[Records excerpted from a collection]
-- begin --

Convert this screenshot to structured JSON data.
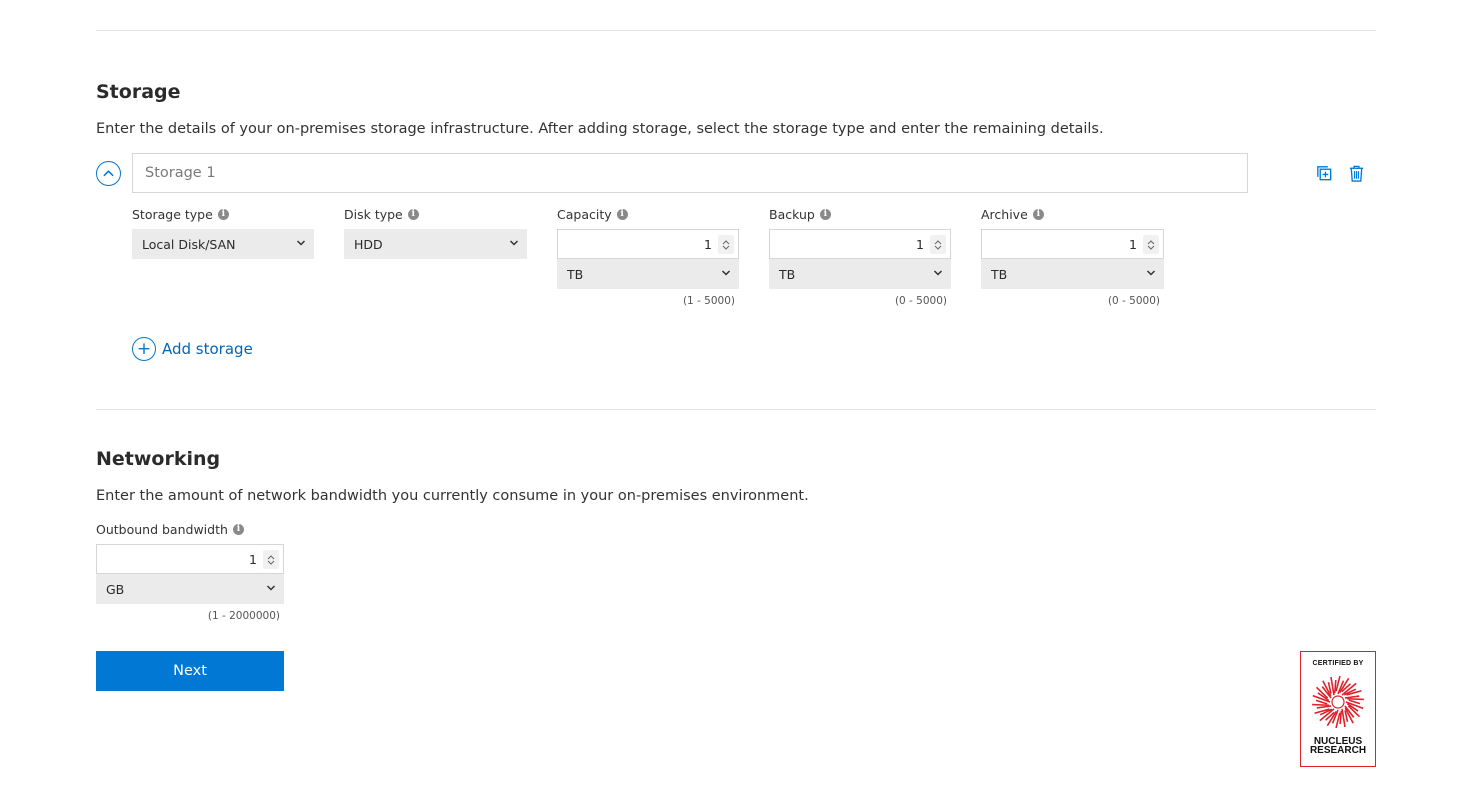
{
  "storage": {
    "title": "Storage",
    "description": "Enter the details of your on-premises storage infrastructure. After adding storage, select the storage type and enter the remaining details.",
    "item": {
      "name_placeholder": "Storage 1",
      "fields": {
        "storage_type": {
          "label": "Storage type",
          "value": "Local Disk/SAN"
        },
        "disk_type": {
          "label": "Disk type",
          "value": "HDD"
        },
        "capacity": {
          "label": "Capacity",
          "value": "1",
          "unit": "TB",
          "range": "(1 - 5000)"
        },
        "backup": {
          "label": "Backup",
          "value": "1",
          "unit": "TB",
          "range": "(0 - 5000)"
        },
        "archive": {
          "label": "Archive",
          "value": "1",
          "unit": "TB",
          "range": "(0 - 5000)"
        }
      }
    },
    "add_label": "Add storage"
  },
  "networking": {
    "title": "Networking",
    "description": "Enter the amount of network bandwidth you currently consume in your on-premises environment.",
    "outbound": {
      "label": "Outbound bandwidth",
      "value": "1",
      "unit": "GB",
      "range": "(1 - 2000000)"
    }
  },
  "next_label": "Next",
  "badge": {
    "line1": "CERTIFIED BY",
    "line2": "NUCLEUS",
    "line3": "RESEARCH"
  },
  "colors": {
    "accent": "#0078d4",
    "badge_red": "#e0202a"
  }
}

-- end --

- **Task instructions**: Using the listing above, locate the lines that hold "bandwidth" and copy each one.

- **The result**:
    "description": "Enter the amount of network bandwidth you currently consume in your on-premises environment.",
      "label": "Outbound bandwidth",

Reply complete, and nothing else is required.